*DOCUMENT*.
** start **
With how mmr works it will take eges for many people with this change in gameplay to face survivors that bad for you to have normal chance with fun build.
Thats just sad truth.
You can do it but you will loose 10 games to win 2 and this huge difference makes it very frustrating for more people then tunning meta and having easier time to desl with meta, ofcourse you can have higher chance but you will slug and tunnel a lot more than with safe build with gen protection because its only way to gain preasure when you dont javf perks for that and this iseven more depending on killers you play like if you ghoul around or play other stronger killers that have strong power you can ofcourse run more less powerfull build and still have better chance to win then weaker killer with 4 slowdowns in general due to better powers of higher tier killers but wven with them you will sweat more.0 -
I agree that gens can fly by, but making them take longer isn't the answer. It just makes for boring Survivor gameplay. I actually think lowering gen repair times is the way to go, but it needs to be coupled with fixes elsewhere, because there are several compounding issues.
** end **
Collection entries
** start **
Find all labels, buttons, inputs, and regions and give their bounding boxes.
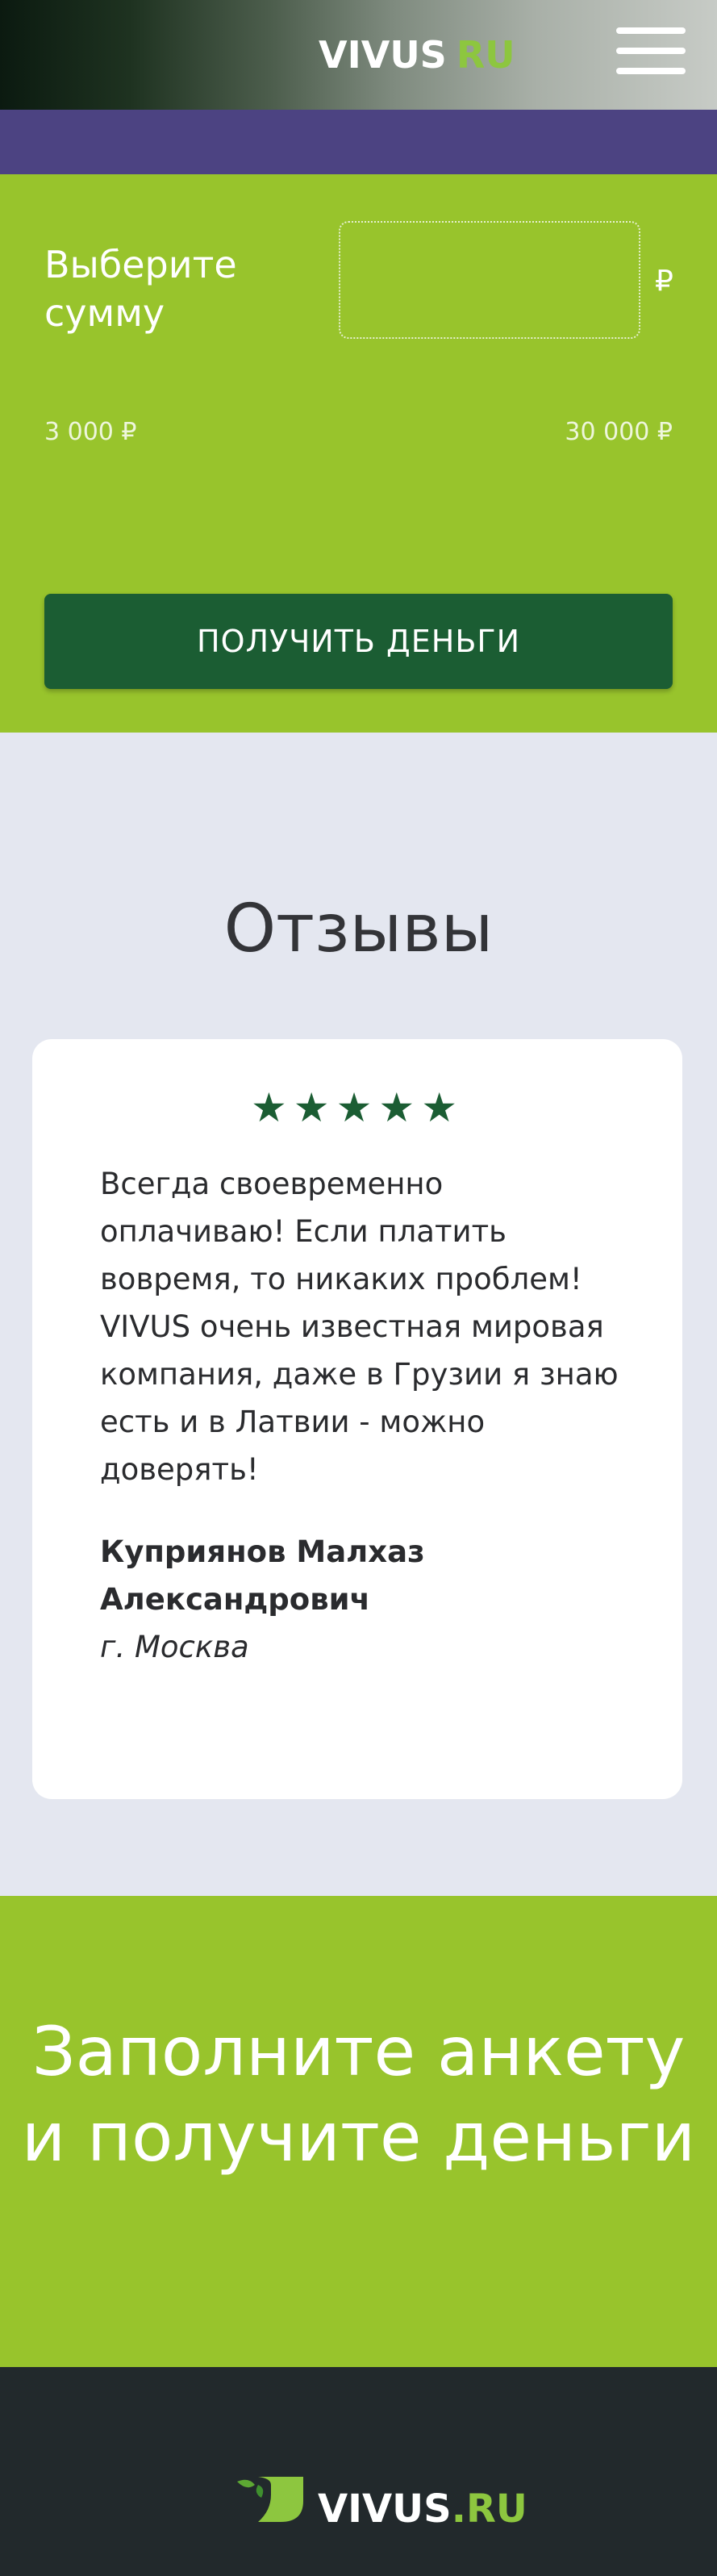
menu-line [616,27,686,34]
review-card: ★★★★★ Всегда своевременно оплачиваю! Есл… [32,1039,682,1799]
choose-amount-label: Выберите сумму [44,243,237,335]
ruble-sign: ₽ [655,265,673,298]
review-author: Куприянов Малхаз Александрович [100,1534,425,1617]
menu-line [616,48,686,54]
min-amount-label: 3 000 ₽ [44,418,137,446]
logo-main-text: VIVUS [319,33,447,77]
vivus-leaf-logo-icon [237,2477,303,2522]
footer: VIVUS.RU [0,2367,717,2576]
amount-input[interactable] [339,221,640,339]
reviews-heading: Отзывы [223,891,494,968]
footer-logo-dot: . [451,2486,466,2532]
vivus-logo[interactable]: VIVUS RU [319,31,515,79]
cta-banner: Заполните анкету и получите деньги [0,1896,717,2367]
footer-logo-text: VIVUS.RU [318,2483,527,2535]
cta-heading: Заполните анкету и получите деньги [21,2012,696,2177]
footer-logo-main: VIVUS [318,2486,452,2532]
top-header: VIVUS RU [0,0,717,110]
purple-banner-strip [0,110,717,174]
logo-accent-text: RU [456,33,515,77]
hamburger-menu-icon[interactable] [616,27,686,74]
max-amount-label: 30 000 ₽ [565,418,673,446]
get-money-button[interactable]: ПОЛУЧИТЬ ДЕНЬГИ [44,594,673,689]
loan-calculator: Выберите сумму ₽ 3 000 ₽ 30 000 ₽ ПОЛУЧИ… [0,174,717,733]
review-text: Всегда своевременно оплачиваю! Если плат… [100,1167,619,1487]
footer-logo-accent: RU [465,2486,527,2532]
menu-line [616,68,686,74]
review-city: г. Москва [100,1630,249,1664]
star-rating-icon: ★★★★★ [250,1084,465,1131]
** end **
*EXERCISE GOAL*.
Copy out the full forum discussion on killer builds and generator repair times, character for character.

*TASK ANSWER*.
With how mmr works it will take eges for many people with this change in gameplay to face survivors that bad for you to have normal chance with fun build.
Thats just sad truth.
You can do it but you will loose 10 games to win 2 and this huge difference makes it very frustrating for more people then tunning meta and having easier time to desl with meta, ofcourse you can have higher chance but you will slug and tunnel a lot more than with safe build with gen protection because its only way to gain preasure when you dont javf perks for that and this iseven more depending on killers you play like if you ghoul around or play other stronger killers that have strong power you can ofcourse run more less powerfull build and still have better chance to win then weaker killer with 4 slowdowns in general due to better powers of higher tier killers but wven with them you will sweat more.0 -
I agree that gens can fly by, but making them take longer isn't the answer. It just makes for boring Survivor gameplay. I actually think lowering gen repair times is the way to go, but it needs to be coupled with fixes elsewhere, because there are several compounding issues.